BEGIN SUPPLIED MATERIAL

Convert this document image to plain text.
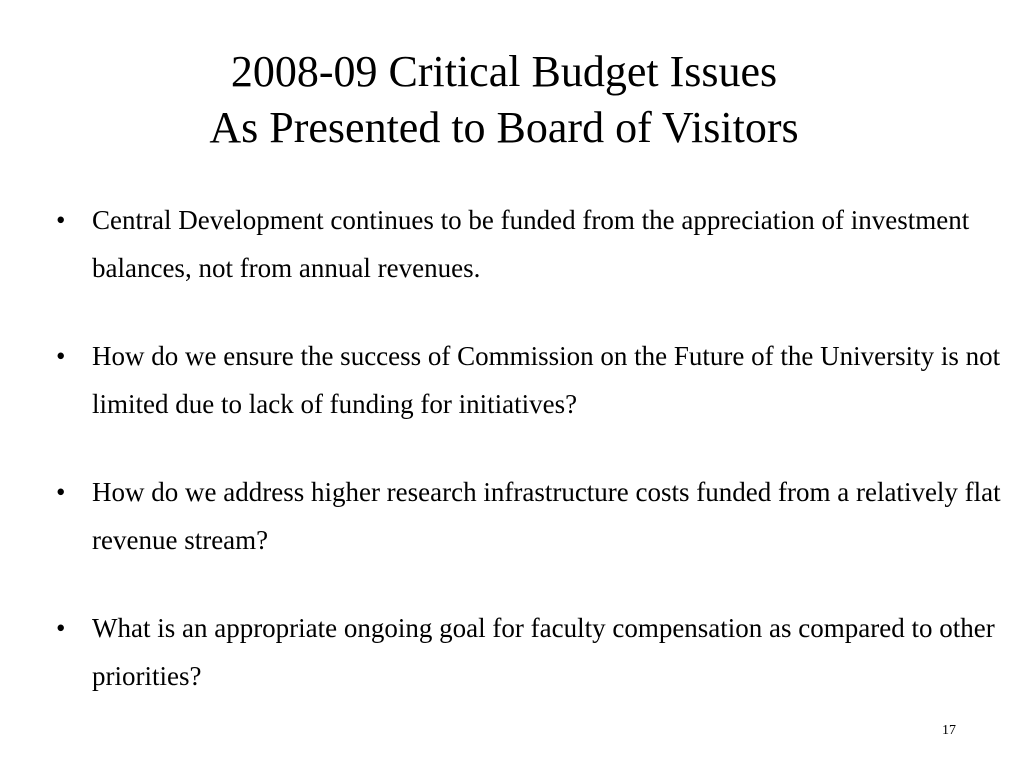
2008-09 Critical Budget Issues
As Presented to Board of Visitors
• Central Development continues to be funded from the appreciation of investment balances, not from annual revenues.
• How do we ensure the success of Commission on the Future of the University is not limited due to lack of funding for initiatives?
• How do we address higher research infrastructure costs funded from a relatively flat revenue stream?
• What is an appropriate ongoing goal for faculty compensation as compared to other priorities?
17
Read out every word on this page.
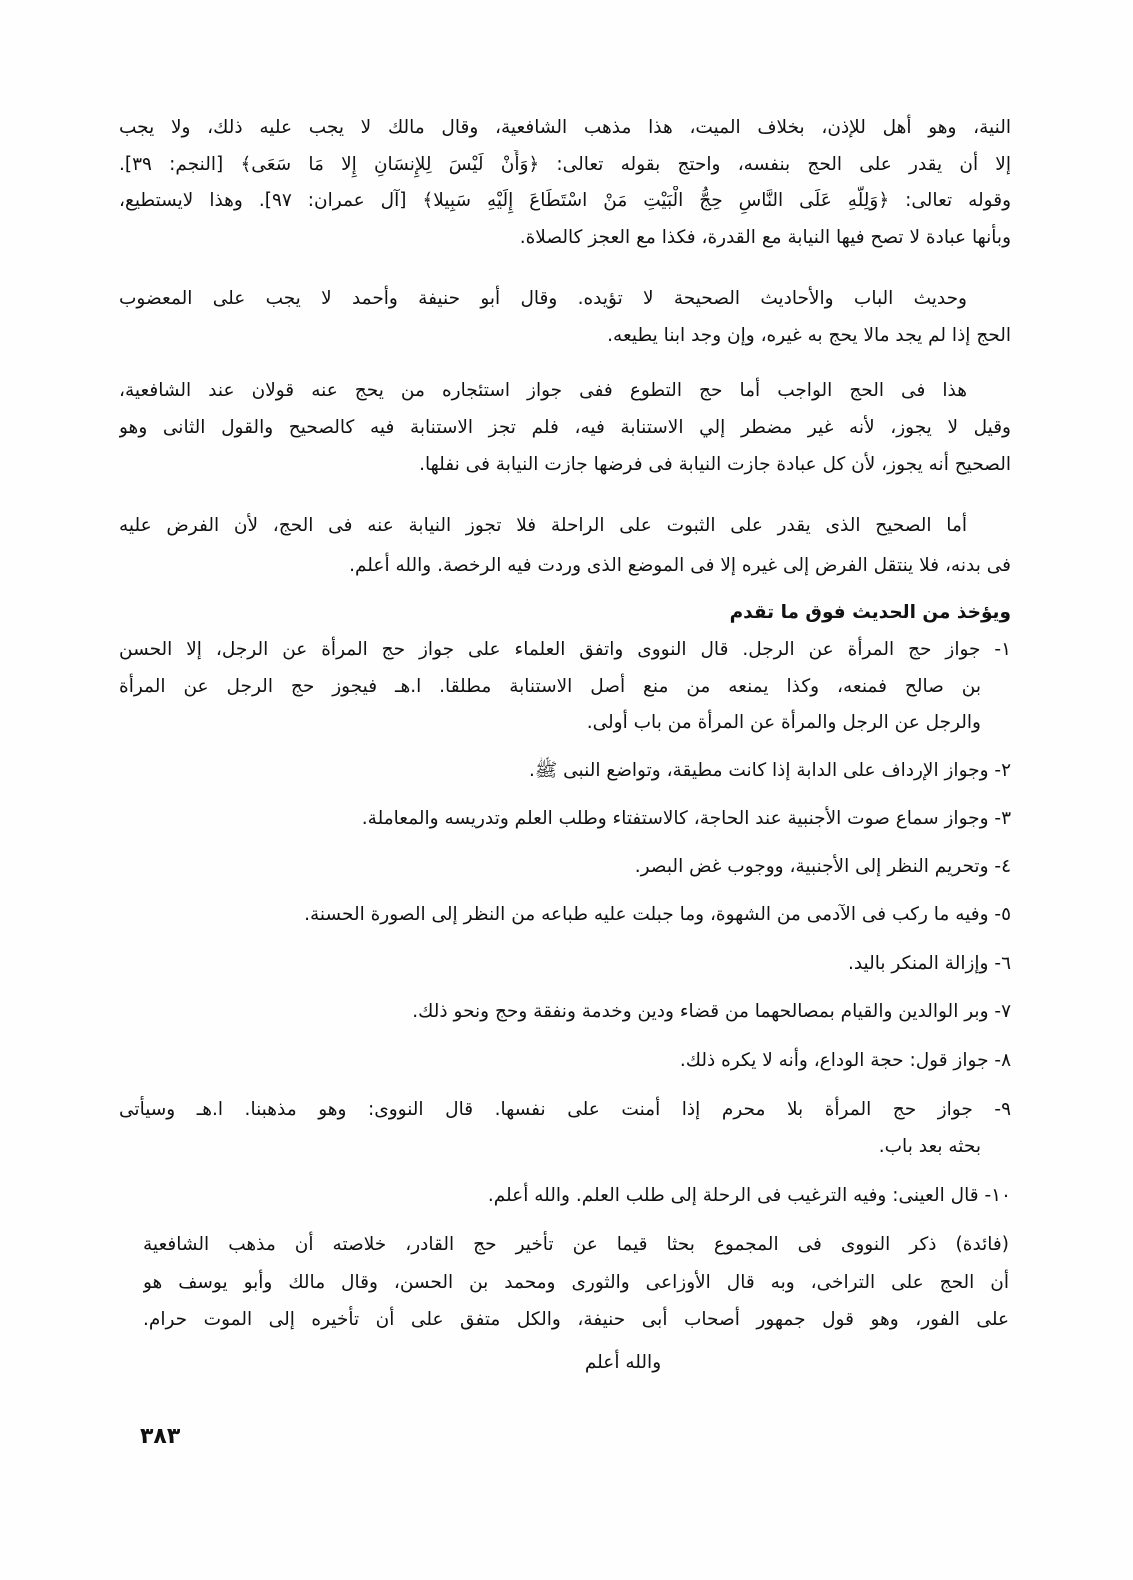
النية، وهو أهل للإذن، بخلاف الميت، هذا مذهب الشافعية، وقال مالك لا يجب عليه ذلك، ولا يجب
إلا أن يقدر على الحج بنفسه، واحتج بقوله تعالى: ﴿وَأَنْ لَيْسَ لِلإِنسَانِ إِلا مَا سَعَى﴾ [النجم: ٣٩].
وقوله تعالى: ﴿وَلِلَّهِ عَلَى النَّاسِ حِجُّ الْبَيْتِ مَنْ اسْتَطَاعَ إِلَيْهِ سَبِيلا﴾ [آل عمران: ٩٧]. وهذا لايستطيع،
وبأنها عبادة لا تصح فيها النيابة مع القدرة، فكذا مع العجز كالصلاة.
وحديث الباب والأحاديث الصحيحة لا تؤيده. وقال أبو حنيفة وأحمد لا يجب على المعضوب
الحج إذا لم يجد مالا يحج به غيره، وإن وجد ابنا يطيعه.
هذا فى الحج الواجب أما حج التطوع ففى جواز استئجاره من يحج عنه قولان عند الشافعية،
وقيل لا يجوز، لأنه غير مضطر إلي الاستنابة فيه، فلم تجز الاستنابة فيه كالصحيح والقول الثانى وهو
الصحيح أنه يجوز، لأن كل عبادة جازت النيابة فى فرضها جازت النيابة فى نفلها.
أما الصحيح الذى يقدر على الثبوت على الراحلة فلا تجوز النيابة عنه فى الحج، لأن الفرض عليه
فى بدنه، فلا ينتقل الفرض إلى غيره إلا فى الموضع الذى وردت فيه الرخصة. والله أعلم.
ويؤخذ من الحديث فوق ما تقدم
١- جواز حج المرأة عن الرجل. قال النووى واتفق العلماء على جواز حج المرأة عن الرجل، إلا الحسن
بن صالح فمنعه، وكذا يمنعه من منع أصل الاستنابة مطلقا. ا.هـ فيجوز حج الرجل عن المرأة
والرجل عن الرجل والمرأة عن المرأة من باب أولى.
٢- وجواز الإرداف على الدابة إذا كانت مطيقة، وتواضع النبى ﷺ.
٣- وجواز سماع صوت الأجنبية عند الحاجة، كالاستفتاء وطلب العلم وتدريسه والمعاملة.
٤- وتحريم النظر إلى الأجنبية، ووجوب غض البصر.
٥- وفيه ما ركب فى الآدمى من الشهوة، وما جبلت عليه طباعه من النظر إلى الصورة الحسنة.
٦- وإزالة المنكر باليد.
٧- وبر الوالدين والقيام بمصالحهما من قضاء ودين وخدمة ونفقة وحج ونحو ذلك.
٨- جواز قول: حجة الوداع، وأنه لا يكره ذلك.
٩- جواز حج المرأة بلا محرم إذا أمنت على نفسها. قال النووى: وهو مذهبنا. ا.هـ وسيأتى
بحثه بعد باب.
١٠- قال العينى: وفيه الترغيب فى الرحلة إلى طلب العلم. والله أعلم.
(فائدة) ذكر النووى فى المجموع بحثا قيما عن تأخير حج القادر، خلاصته أن مذهب الشافعية
أن الحج على التراخى، وبه قال الأوزاعى والثورى ومحمد بن الحسن، وقال مالك وأبو يوسف هو
على الفور، وهو قول جمهور أصحاب أبى حنيفة، والكل متفق على أن تأخيره إلى الموت حرام.
والله أعلم
٣٨٣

END SUPPLIED MATERIAL

### WHAT YOU WILL DO
Looking back at the lines above, state how many contain the word "عبادة", and supply nothing besides the number.

### EXERCISE ANSWER
2